Set the listing down again exactly, please, apart from its pictures.

→ Entries provided
····················

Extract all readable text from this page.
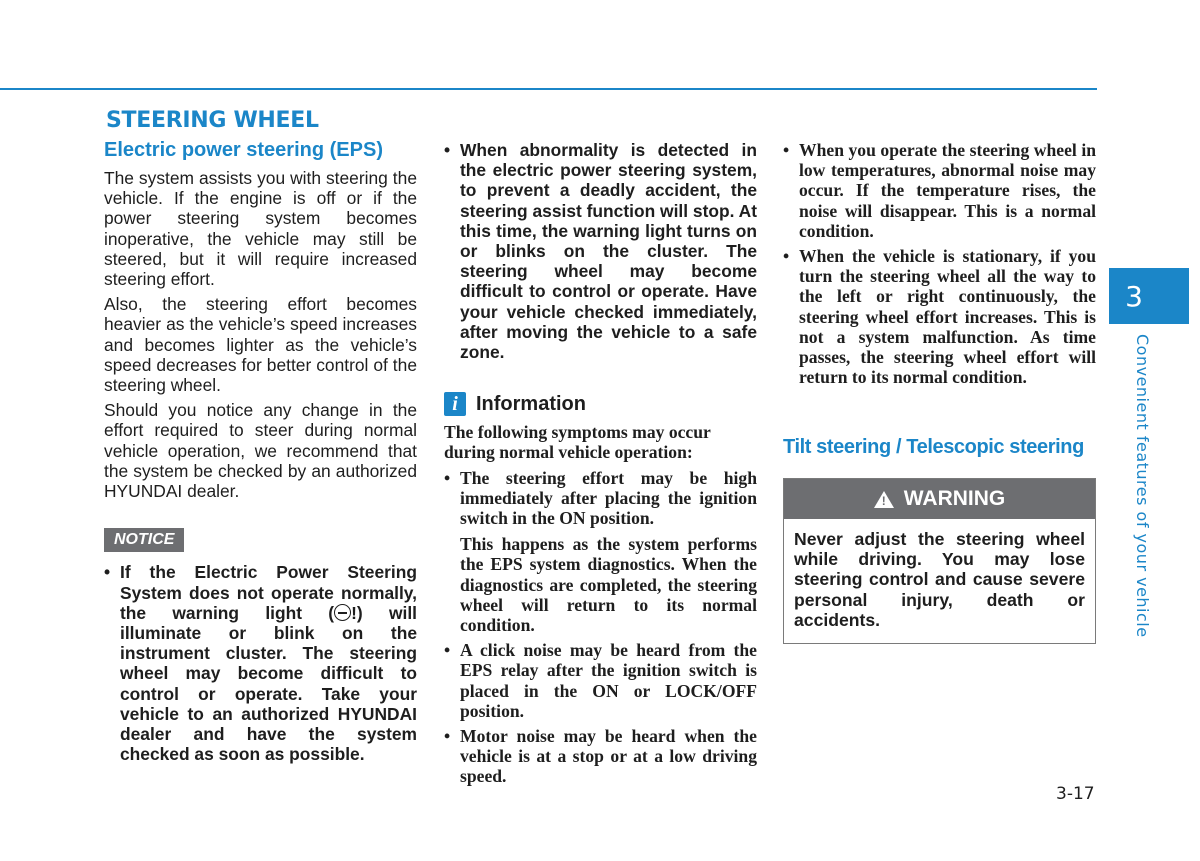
STEERING WHEEL
Electric power steering (EPS)

The system assists you with steering the vehicle. If the engine is off or if the power steering system becomes inoperative, the vehicle may still be steered, but it will require increased steering effort.

Also, the steering effort becomes heavier as the vehicle’s speed increases and becomes lighter as the vehicle’s speed decreases for better control of the steering wheel.

Should you notice any change in the effort required to steer during normal vehicle operation, we recommend that the system be checked by an authorized HYUNDAI dealer.

NOTICE
• If the Electric Power Steering System does not operate normally, the warning light ( !) will illuminate or blink on the instrument cluster. The steering wheel may become difficult to control or operate. Take your vehicle to an authorized HYUNDAI dealer and have the system checked as soon as possible.
• When abnormality is detected in the electric power steering system, to prevent a deadly accident, the steering assist function will stop. At this time, the warning light turns on or blinks on the cluster. The steering wheel may become difficult to control or operate. Have your vehicle checked immediately, after moving the vehicle to a safe zone.
i Information

The following symptoms may occur during normal vehicle operation:

• The steering effort may be high immediately after placing the ignition switch in the ON position.
This happens as the system performs the EPS system diagnostics. When the diagnostics are completed, the steering wheel will return to its normal condition.
• A click noise may be heard from the EPS relay after the ignition switch is placed in the ON or LOCK/OFF position.
• Motor noise may be heard when the vehicle is at a stop or at a low driving speed.
• When you operate the steering wheel in low temperatures, abnormal noise may occur. If the temperature rises, the noise will disappear. This is a normal condition.
• When the vehicle is stationary, if you turn the steering wheel all the way to the left or right continuously, the steering wheel effort increases. This is not a system malfunction. As time passes, the steering wheel effort will return to its normal condition.
Tilt steering / Telescopic steering
! WARNING
Never adjust the steering wheel while driving. You may lose steering control and cause severe personal injury, death or accidents.
3
Convenient features of your vehicle
3-17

····················

→ Task answer
Extract all readable text from this page.
STEERING WHEEL
Electric power steering (EPS)

The system assists you with steering the vehicle. If the engine is off or if the power steering system becomes inoperative, the vehicle may still be steered, but it will require increased steering effort.

Also, the steering effort becomes heavier as the vehicle’s speed increases and becomes lighter as the vehicle’s speed decreases for better control of the steering wheel.

Should you notice any change in the effort required to steer during normal vehicle operation, we recommend that the system be checked by an authorized HYUNDAI dealer.

NOTICE
• If the Electric Power Steering System does not operate normally, the warning light ( !) will illuminate or blink on the instrument cluster. The steering wheel may become difficult to control or operate. Take your vehicle to an authorized HYUNDAI dealer and have the system checked as soon as possible.
• When abnormality is detected in the electric power steering system, to prevent a deadly accident, the steering assist function will stop. At this time, the warning light turns on or blinks on the cluster. The steering wheel may become difficult to control or operate. Have your vehicle checked immediately, after moving the vehicle to a safe zone.
i Information

The following symptoms may occur during normal vehicle operation:

• The steering effort may be high immediately after placing the ignition switch in the ON position.
This happens as the system performs the EPS system diagnostics. When the diagnostics are completed, the steering wheel will return to its normal condition.
• A click noise may be heard from the EPS relay after the ignition switch is placed in the ON or LOCK/OFF position.
• Motor noise may be heard when the vehicle is at a stop or at a low driving speed.
• When you operate the steering wheel in low temperatures, abnormal noise may occur. If the temperature rises, the noise will disappear. This is a normal condition.
• When the vehicle is stationary, if you turn the steering wheel all the way to the left or right continuously, the steering wheel effort increases. This is not a system malfunction. As time passes, the steering wheel effort will return to its normal condition.
Tilt steering / Telescopic steering
! WARNING
Never adjust the steering wheel while driving. You may lose steering control and cause severe personal injury, death or accidents.
3
Convenient features of your vehicle
3-17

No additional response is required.